▶ [Given request]: Examine the material below and count the lines that hold the word "name". Report only the number.

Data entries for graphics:
-- -- --
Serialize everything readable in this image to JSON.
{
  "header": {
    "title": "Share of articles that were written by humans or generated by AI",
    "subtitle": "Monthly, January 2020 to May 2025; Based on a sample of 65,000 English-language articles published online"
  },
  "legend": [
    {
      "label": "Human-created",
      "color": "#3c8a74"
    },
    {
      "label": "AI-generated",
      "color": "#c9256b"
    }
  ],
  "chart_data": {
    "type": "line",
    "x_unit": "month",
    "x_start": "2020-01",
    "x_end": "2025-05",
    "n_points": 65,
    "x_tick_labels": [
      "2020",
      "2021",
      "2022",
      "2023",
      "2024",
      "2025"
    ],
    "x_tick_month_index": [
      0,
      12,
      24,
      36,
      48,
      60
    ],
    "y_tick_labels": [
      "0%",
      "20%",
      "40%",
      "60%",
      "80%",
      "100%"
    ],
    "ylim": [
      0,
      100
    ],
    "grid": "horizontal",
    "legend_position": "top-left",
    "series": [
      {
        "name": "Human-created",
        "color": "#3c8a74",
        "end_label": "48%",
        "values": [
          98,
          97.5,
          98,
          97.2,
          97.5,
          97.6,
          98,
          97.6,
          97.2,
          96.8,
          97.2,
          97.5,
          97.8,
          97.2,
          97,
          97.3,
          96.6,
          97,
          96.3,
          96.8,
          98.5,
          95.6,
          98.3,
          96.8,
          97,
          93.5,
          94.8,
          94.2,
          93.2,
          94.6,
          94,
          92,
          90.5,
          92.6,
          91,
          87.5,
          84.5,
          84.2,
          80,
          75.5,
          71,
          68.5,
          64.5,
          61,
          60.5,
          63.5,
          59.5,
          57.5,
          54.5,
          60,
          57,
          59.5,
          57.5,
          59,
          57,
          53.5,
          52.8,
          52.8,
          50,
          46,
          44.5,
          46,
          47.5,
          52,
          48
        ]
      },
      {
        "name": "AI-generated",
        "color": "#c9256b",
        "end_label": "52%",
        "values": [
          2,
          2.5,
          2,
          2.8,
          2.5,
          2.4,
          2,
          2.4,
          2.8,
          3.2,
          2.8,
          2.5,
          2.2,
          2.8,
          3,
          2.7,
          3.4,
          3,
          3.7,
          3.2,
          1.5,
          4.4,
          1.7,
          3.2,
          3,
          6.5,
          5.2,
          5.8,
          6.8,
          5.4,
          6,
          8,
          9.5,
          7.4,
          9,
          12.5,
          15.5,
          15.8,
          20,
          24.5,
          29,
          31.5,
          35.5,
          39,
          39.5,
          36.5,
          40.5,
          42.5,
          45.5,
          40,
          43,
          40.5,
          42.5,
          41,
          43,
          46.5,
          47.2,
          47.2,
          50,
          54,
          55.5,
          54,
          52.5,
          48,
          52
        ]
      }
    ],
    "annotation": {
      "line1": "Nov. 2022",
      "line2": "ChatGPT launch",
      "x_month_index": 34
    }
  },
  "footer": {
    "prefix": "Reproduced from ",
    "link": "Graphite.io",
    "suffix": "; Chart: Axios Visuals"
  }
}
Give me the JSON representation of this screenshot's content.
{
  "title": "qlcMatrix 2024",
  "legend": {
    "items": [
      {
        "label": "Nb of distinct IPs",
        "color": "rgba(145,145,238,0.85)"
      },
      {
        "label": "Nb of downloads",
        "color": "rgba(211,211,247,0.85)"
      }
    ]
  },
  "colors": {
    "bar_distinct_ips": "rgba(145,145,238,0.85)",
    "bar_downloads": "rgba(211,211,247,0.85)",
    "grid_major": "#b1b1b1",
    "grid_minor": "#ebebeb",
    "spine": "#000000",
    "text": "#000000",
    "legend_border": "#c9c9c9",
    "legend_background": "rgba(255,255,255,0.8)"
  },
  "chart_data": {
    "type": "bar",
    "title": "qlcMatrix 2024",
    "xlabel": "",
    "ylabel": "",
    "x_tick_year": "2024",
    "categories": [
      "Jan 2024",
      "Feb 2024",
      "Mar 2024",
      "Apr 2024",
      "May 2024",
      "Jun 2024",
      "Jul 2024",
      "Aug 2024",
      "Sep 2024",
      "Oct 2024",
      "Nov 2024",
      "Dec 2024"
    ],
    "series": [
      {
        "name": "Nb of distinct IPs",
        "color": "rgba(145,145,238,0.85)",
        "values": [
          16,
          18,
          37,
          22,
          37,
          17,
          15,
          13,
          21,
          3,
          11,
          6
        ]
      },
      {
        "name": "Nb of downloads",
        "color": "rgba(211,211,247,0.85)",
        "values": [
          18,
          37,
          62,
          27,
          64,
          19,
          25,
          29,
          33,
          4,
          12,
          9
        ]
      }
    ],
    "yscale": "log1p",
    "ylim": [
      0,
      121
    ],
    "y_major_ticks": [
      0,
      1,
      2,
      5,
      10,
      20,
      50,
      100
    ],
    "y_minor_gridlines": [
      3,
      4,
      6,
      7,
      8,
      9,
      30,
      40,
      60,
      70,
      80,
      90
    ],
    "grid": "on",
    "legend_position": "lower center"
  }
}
-- -- --
▶ [Answer to this problem]: 4